+++ MATERIAL SUPPLIED
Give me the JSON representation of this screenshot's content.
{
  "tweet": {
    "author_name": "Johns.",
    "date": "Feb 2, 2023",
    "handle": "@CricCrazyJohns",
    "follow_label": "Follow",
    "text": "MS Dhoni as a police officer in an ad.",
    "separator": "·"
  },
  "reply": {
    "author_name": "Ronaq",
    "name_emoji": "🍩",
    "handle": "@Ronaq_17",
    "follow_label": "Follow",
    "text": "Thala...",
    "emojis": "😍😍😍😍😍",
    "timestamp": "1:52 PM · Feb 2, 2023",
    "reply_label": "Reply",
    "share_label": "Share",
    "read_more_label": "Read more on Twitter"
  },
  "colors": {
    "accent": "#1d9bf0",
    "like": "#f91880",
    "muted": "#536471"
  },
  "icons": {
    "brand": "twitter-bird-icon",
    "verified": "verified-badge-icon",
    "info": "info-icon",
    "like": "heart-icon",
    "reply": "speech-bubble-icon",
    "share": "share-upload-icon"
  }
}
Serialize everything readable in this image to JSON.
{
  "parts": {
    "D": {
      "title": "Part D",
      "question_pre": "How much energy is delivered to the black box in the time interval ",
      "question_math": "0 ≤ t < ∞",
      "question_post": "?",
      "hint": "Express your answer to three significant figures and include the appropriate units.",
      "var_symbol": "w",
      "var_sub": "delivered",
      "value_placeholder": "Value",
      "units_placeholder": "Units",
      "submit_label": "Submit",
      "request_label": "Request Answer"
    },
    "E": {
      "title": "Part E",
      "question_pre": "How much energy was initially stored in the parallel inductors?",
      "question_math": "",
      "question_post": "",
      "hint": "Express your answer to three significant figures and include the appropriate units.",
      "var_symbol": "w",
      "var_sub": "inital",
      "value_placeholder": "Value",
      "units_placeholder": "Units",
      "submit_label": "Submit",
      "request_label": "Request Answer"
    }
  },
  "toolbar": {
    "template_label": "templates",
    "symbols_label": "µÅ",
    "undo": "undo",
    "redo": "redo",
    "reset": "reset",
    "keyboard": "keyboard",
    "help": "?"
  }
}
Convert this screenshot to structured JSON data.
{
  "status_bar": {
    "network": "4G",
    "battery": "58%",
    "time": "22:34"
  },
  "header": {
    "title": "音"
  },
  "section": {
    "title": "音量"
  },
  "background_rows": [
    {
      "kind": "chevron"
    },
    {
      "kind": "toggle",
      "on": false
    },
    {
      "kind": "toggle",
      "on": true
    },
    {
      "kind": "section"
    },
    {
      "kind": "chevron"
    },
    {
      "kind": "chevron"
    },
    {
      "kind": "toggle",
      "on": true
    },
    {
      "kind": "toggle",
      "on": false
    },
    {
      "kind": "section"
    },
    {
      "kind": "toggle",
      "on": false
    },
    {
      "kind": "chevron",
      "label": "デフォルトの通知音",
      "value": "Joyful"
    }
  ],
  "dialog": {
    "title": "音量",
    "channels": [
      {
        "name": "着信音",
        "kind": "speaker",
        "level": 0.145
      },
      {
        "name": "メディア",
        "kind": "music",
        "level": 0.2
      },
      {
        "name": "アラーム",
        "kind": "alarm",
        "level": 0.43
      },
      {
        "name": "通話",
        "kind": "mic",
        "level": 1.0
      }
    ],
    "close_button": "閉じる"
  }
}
++++++
INSTRUCTION: Repeat each record exactly, leaving nothing out.

EXERCISE SOLUTION:
Give me the JSON representation of this screenshot's content.
{
  "tweet": {
    "author_name": "Johns.",
    "date": "Feb 2, 2023",
    "handle": "@CricCrazyJohns",
    "follow_label": "Follow",
    "text": "MS Dhoni as a police officer in an ad.",
    "separator": "·"
  },
  "reply": {
    "author_name": "Ronaq",
    "name_emoji": "🍩",
    "handle": "@Ronaq_17",
    "follow_label": "Follow",
    "text": "Thala...",
    "emojis": "😍😍😍😍😍",
    "timestamp": "1:52 PM · Feb 2, 2023",
    "reply_label": "Reply",
    "share_label": "Share",
    "read_more_label": "Read more on Twitter"
  },
  "colors": {
    "accent": "#1d9bf0",
    "like": "#f91880",
    "muted": "#536471"
  },
  "icons": {
    "brand": "twitter-bird-icon",
    "verified": "verified-badge-icon",
    "info": "info-icon",
    "like": "heart-icon",
    "reply": "speech-bubble-icon",
    "share": "share-upload-icon"
  }
}
Serialize everything readable in this image to JSON.
{
  "parts": {
    "D": {
      "title": "Part D",
      "question_pre": "How much energy is delivered to the black box in the time interval ",
      "question_math": "0 ≤ t < ∞",
      "question_post": "?",
      "hint": "Express your answer to three significant figures and include the appropriate units.",
      "var_symbol": "w",
      "var_sub": "delivered",
      "value_placeholder": "Value",
      "units_placeholder": "Units",
      "submit_label": "Submit",
      "request_label": "Request Answer"
    },
    "E": {
      "title": "Part E",
      "question_pre": "How much energy was initially stored in the parallel inductors?",
      "question_math": "",
      "question_post": "",
      "hint": "Express your answer to three significant figures and include the appropriate units.",
      "var_symbol": "w",
      "var_sub": "inital",
      "value_placeholder": "Value",
      "units_placeholder": "Units",
      "submit_label": "Submit",
      "request_label": "Request Answer"
    }
  },
  "toolbar": {
    "template_label": "templates",
    "symbols_label": "µÅ",
    "undo": "undo",
    "redo": "redo",
    "reset": "reset",
    "keyboard": "keyboard",
    "help": "?"
  }
}
Convert this screenshot to structured JSON data.
{
  "status_bar": {
    "network": "4G",
    "battery": "58%",
    "time": "22:34"
  },
  "header": {
    "title": "音"
  },
  "section": {
    "title": "音量"
  },
  "background_rows": [
    {
      "kind": "chevron"
    },
    {
      "kind": "toggle",
      "on": false
    },
    {
      "kind": "toggle",
      "on": true
    },
    {
      "kind": "section"
    },
    {
      "kind": "chevron"
    },
    {
      "kind": "chevron"
    },
    {
      "kind": "toggle",
      "on": true
    },
    {
      "kind": "toggle",
      "on": false
    },
    {
      "kind": "section"
    },
    {
      "kind": "toggle",
      "on": false
    },
    {
      "kind": "chevron",
      "label": "デフォルトの通知音",
      "value": "Joyful"
    }
  ],
  "dialog": {
    "title": "音量",
    "channels": [
      {
        "name": "着信音",
        "kind": "speaker",
        "level": 0.145
      },
      {
        "name": "メディア",
        "kind": "music",
        "level": 0.2
      },
      {
        "name": "アラーム",
        "kind": "alarm",
        "level": 0.43
      },
      {
        "name": "通話",
        "kind": "mic",
        "level": 1.0
      }
    ],
    "close_button": "閉じる"
  }
}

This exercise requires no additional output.